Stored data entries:

--

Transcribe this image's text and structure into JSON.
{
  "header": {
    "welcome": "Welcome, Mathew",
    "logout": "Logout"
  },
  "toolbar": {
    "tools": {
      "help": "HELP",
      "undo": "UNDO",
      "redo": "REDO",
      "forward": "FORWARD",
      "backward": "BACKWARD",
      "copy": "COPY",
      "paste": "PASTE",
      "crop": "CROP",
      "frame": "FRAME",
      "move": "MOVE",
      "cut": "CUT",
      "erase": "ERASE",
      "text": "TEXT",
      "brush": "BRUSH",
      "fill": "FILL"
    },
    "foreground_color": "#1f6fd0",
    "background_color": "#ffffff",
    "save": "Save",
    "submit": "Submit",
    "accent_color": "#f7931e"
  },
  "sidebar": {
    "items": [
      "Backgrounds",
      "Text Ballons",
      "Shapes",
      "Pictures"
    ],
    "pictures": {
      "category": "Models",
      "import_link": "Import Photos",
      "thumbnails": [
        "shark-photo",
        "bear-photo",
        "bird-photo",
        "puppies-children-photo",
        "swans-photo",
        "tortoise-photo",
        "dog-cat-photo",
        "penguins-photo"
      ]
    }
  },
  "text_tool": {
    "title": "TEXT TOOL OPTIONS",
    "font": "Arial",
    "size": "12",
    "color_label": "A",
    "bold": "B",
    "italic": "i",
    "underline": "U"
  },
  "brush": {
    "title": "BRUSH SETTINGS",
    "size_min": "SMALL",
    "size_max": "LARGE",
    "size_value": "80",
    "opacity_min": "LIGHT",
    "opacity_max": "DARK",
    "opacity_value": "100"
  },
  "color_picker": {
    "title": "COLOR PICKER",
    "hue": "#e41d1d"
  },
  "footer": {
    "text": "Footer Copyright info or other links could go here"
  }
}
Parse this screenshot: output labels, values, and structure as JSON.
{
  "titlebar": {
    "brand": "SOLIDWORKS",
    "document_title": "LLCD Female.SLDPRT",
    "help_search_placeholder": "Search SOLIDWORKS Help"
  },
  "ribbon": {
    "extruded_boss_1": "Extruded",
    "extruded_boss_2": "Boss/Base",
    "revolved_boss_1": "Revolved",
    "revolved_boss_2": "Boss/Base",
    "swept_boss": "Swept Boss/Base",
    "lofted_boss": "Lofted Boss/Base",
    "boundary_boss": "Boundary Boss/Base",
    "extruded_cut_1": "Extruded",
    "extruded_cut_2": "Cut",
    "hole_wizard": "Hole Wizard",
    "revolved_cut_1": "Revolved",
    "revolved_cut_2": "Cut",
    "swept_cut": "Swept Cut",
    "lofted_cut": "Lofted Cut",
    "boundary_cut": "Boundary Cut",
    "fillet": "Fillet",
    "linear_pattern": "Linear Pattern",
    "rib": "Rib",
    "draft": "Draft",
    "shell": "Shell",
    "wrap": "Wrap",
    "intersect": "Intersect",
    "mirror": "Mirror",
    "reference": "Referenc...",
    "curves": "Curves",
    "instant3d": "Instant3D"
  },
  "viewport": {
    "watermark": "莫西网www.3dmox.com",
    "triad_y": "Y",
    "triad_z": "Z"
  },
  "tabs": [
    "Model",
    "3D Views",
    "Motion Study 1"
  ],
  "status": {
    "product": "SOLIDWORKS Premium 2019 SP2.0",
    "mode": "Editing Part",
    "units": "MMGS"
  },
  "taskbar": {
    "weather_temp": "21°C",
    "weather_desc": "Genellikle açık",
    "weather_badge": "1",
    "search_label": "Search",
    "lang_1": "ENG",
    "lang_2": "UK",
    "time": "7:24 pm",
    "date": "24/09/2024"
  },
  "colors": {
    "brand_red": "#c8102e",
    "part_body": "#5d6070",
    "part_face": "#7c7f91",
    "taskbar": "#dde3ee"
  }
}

--

WHAT YOU WILL DO: Using the listing above, work out how many of its lines include "Boundary", and give only the result.

OUTPUT BELOW: 2